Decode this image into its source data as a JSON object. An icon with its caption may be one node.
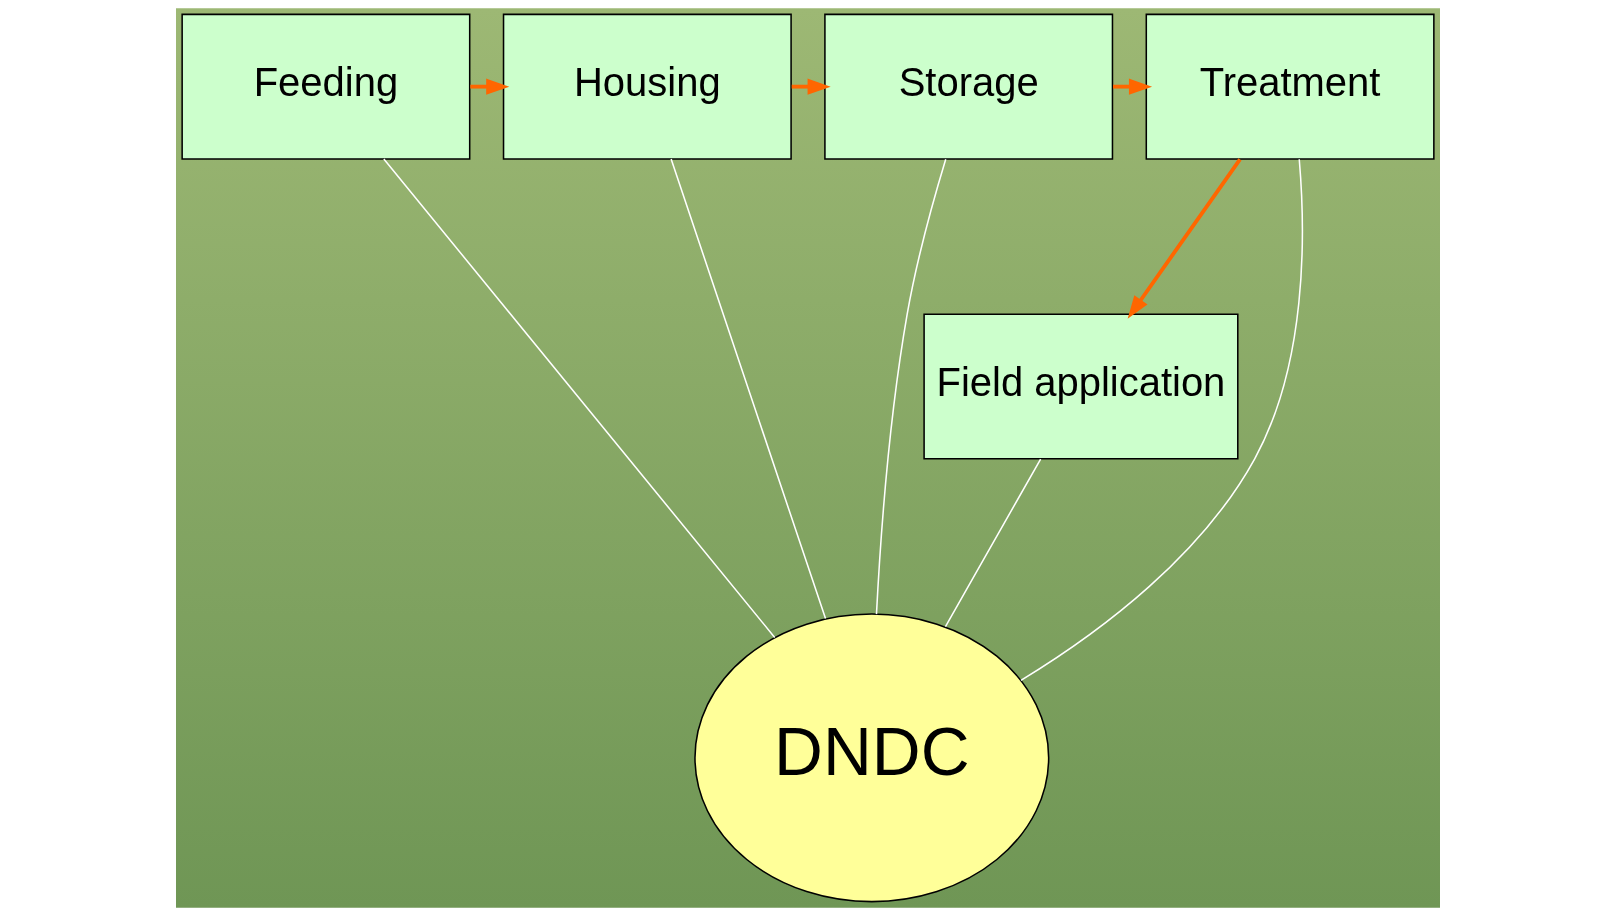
{
  "diagram": {
    "nodes": [
      {
        "text": [
          "Feeding"
        ]
      },
      {
        "text": [
          "Housing"
        ]
      },
      {
        "text": [
          "Storage"
        ]
      },
      {
        "text": [
          "Treatment"
        ]
      },
      {
        "text": [
          "Field application"
        ]
      },
      {
        "text": [
          "DNDC"
        ]
      }
    ],
    "edges": [
      {
        "from": 0,
        "to": 1,
        "arrow": "to",
        "color": "#ff6600"
      },
      {
        "from": 1,
        "to": 2,
        "arrow": "to",
        "color": "#ff6600"
      },
      {
        "from": 2,
        "to": 3,
        "arrow": "to",
        "color": "#ff6600"
      },
      {
        "from": 3,
        "to": 4,
        "arrow": "to",
        "color": "#ff6600"
      },
      {
        "from": 0,
        "to": 5,
        "arrow": "none"
      },
      {
        "from": 1,
        "to": 5,
        "arrow": "none"
      },
      {
        "from": 2,
        "to": 5,
        "arrow": "none"
      },
      {
        "from": 3,
        "to": 5,
        "arrow": "none"
      },
      {
        "from": 4,
        "to": 5,
        "arrow": "none"
      }
    ]
  }
}
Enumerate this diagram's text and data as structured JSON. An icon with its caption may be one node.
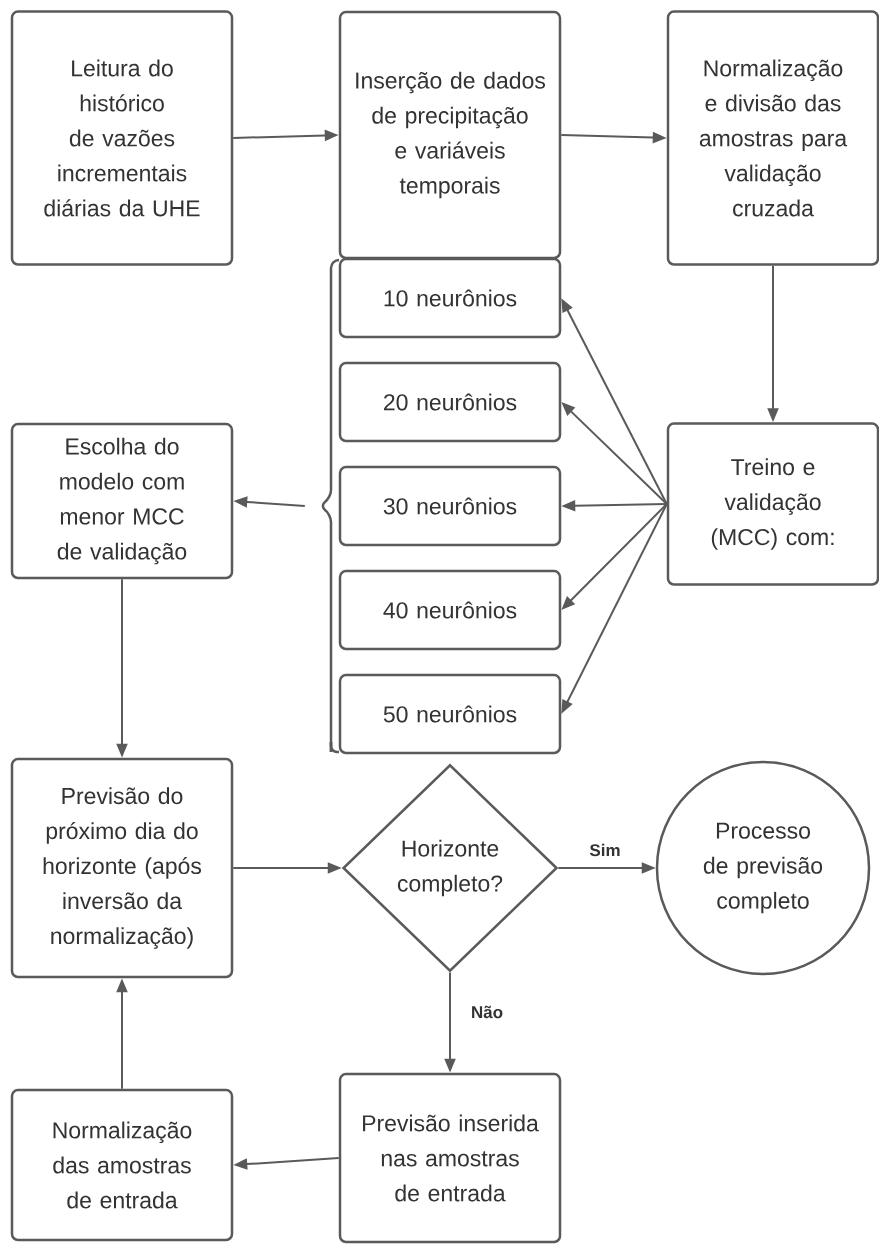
{
  "diagram": {
    "nodes": [
      {
        "text": [
          "Leitura do histórico de vazões incrementais diárias da UHE"
        ]
      },
      {
        "text": [
          "Inserção de dados de precipitação e variáveis temporais"
        ]
      },
      {
        "text": [
          "Normalização e divisão das amostras para validação cruzada"
        ]
      },
      {
        "text": [
          "10 neurônios"
        ]
      },
      {
        "text": [
          "20 neurônios"
        ]
      },
      {
        "text": [
          "30 neurônios"
        ]
      },
      {
        "text": [
          "40 neurônios"
        ]
      },
      {
        "text": [
          "50 neurônios"
        ]
      },
      {
        "text": [
          "Treino e validação (MCC) com:"
        ]
      },
      {
        "text": [
          "Escolha do modelo com menor MCC de validação"
        ]
      },
      {
        "text": [],
        "shape": "brace"
      },
      {
        "text": [
          "Previsão do próximo dia do horizonte (após inversão da normalização)"
        ]
      },
      {
        "text": [
          "Horizonte completo?"
        ]
      },
      {
        "text": [
          "Processo de previsão completo"
        ]
      },
      {
        "text": [
          "Normalização das amostras de entrada"
        ]
      },
      {
        "text": [
          "Previsão inserida nas amostras de entrada"
        ]
      }
    ],
    "edges": [
      {
        "from": 0,
        "to": 1,
        "arrow": "to"
      },
      {
        "from": 1,
        "to": 2,
        "arrow": "to"
      },
      {
        "from": 2,
        "to": 8,
        "arrow": "to"
      },
      {
        "from": 8,
        "to": 3,
        "arrow": "to"
      },
      {
        "from": 8,
        "to": 4,
        "arrow": "to"
      },
      {
        "from": 8,
        "to": 5,
        "arrow": "to"
      },
      {
        "from": 8,
        "to": 6,
        "arrow": "to"
      },
      {
        "from": 8,
        "to": 7,
        "arrow": "to"
      },
      {
        "from": 10,
        "to": 9,
        "arrow": "to"
      },
      {
        "from": 9,
        "to": 11,
        "arrow": "to"
      },
      {
        "from": 11,
        "to": 12,
        "arrow": "to"
      },
      {
        "from": 12,
        "to": 13,
        "arrow": "to",
        "label": "Sim"
      },
      {
        "from": 12,
        "to": 15,
        "arrow": "to",
        "label": "Não"
      },
      {
        "from": 15,
        "to": 14,
        "arrow": "to"
      },
      {
        "from": 14,
        "to": 11,
        "arrow": "to"
      }
    ]
  }
}
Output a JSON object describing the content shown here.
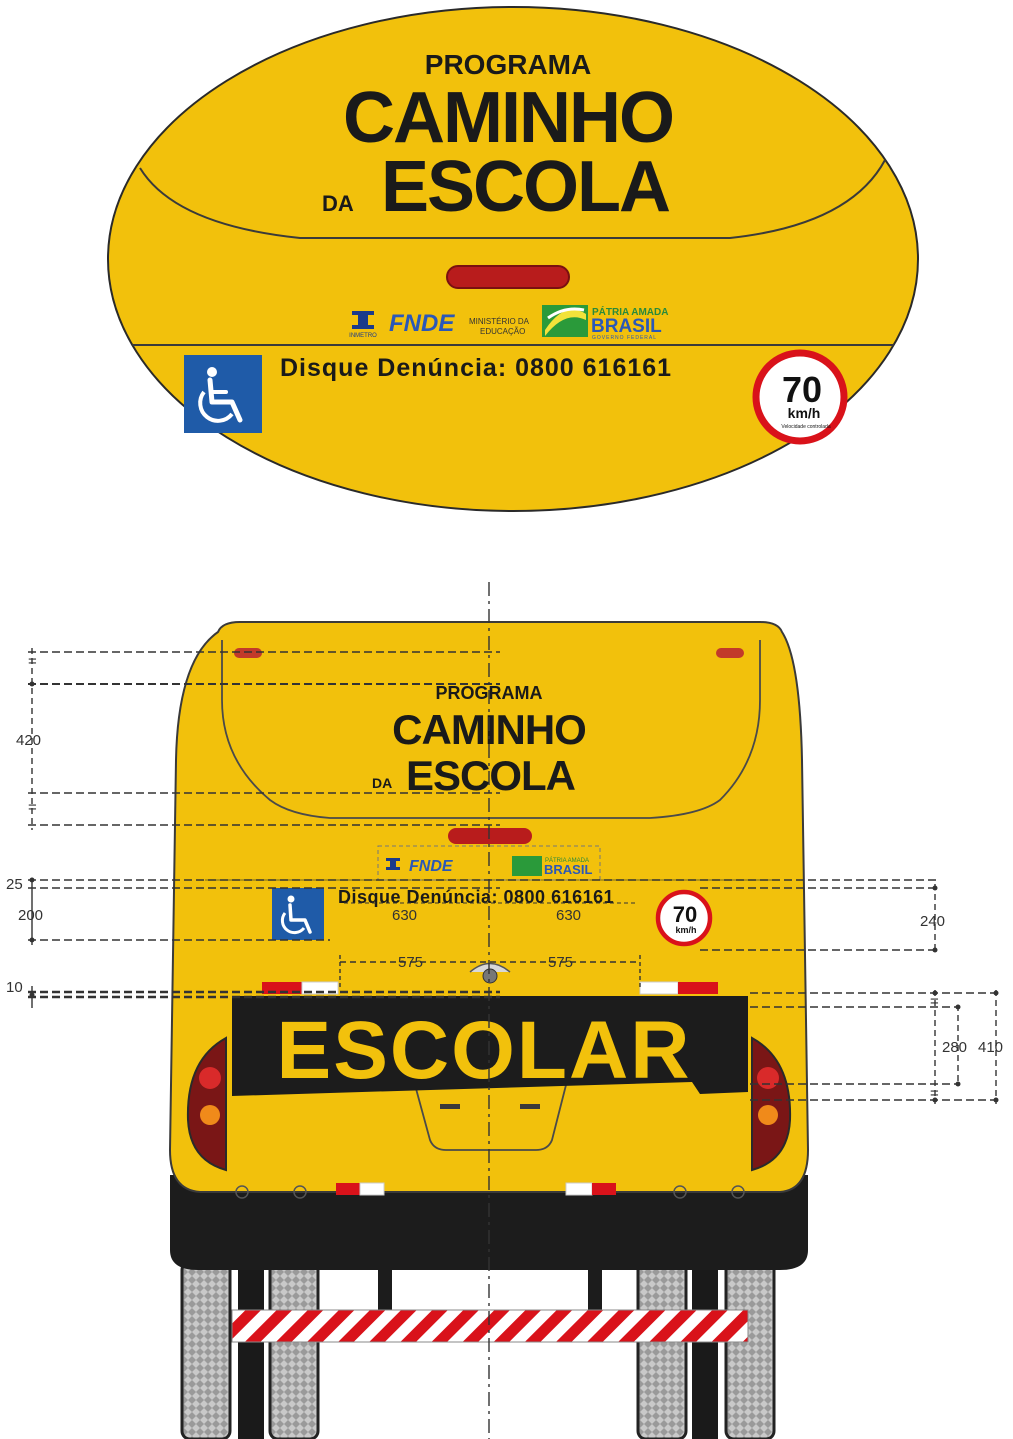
{
  "sticker": {
    "program_label": "PROGRAMA",
    "title_line1": "CAMINHO",
    "title_da": "DA",
    "title_line2": "ESCOLA",
    "inmetro": "INMETRO",
    "fnde": "FNDE",
    "ministerio_line1": "MINISTÉRIO DA",
    "ministerio_line2": "EDUCAÇÃO",
    "patria_amada": "PÁTRIA AMADA",
    "brasil": "BRASIL",
    "governo_federal": "GOVERNO FEDERAL",
    "hotline": "Disque Denúncia: 0800 616161",
    "speed_value": "70",
    "speed_unit": "km/h",
    "speed_caption": "Velocidade controlada",
    "colors": {
      "bus_yellow": "#f2c10c",
      "text_black": "#1a1a1a",
      "access_blue": "#1f5ba8",
      "speed_red": "#d9121a"
    }
  },
  "bus_drawing": {
    "program_label": "PROGRAMA",
    "title_line1": "CAMINHO",
    "title_da": "DA",
    "title_line2": "ESCOLA",
    "fnde": "FNDE",
    "brasil": "BRASIL",
    "patria_amada": "PÁTRIA AMADA",
    "hotline": "Disque Denúncia: 0800 616161",
    "escolar": "ESCOLAR",
    "speed_value": "70",
    "speed_unit": "km/h",
    "dimensions": {
      "eq_top": "=",
      "d420": "420",
      "eq_mid": "=",
      "d25": "25",
      "d200": "200",
      "d630_left": "630",
      "d630_right": "630",
      "d240": "240",
      "d575_left": "575",
      "d575_right": "575",
      "d10": "10",
      "eq_right": "=",
      "d280": "280",
      "d410": "410",
      "eq_right_bottom": "="
    }
  }
}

TASK DIRECTIONS ▸
Of the lines in the material above, state how many contain the string "amostras"; give no other text.

CORRECT RESPONSE ▸
3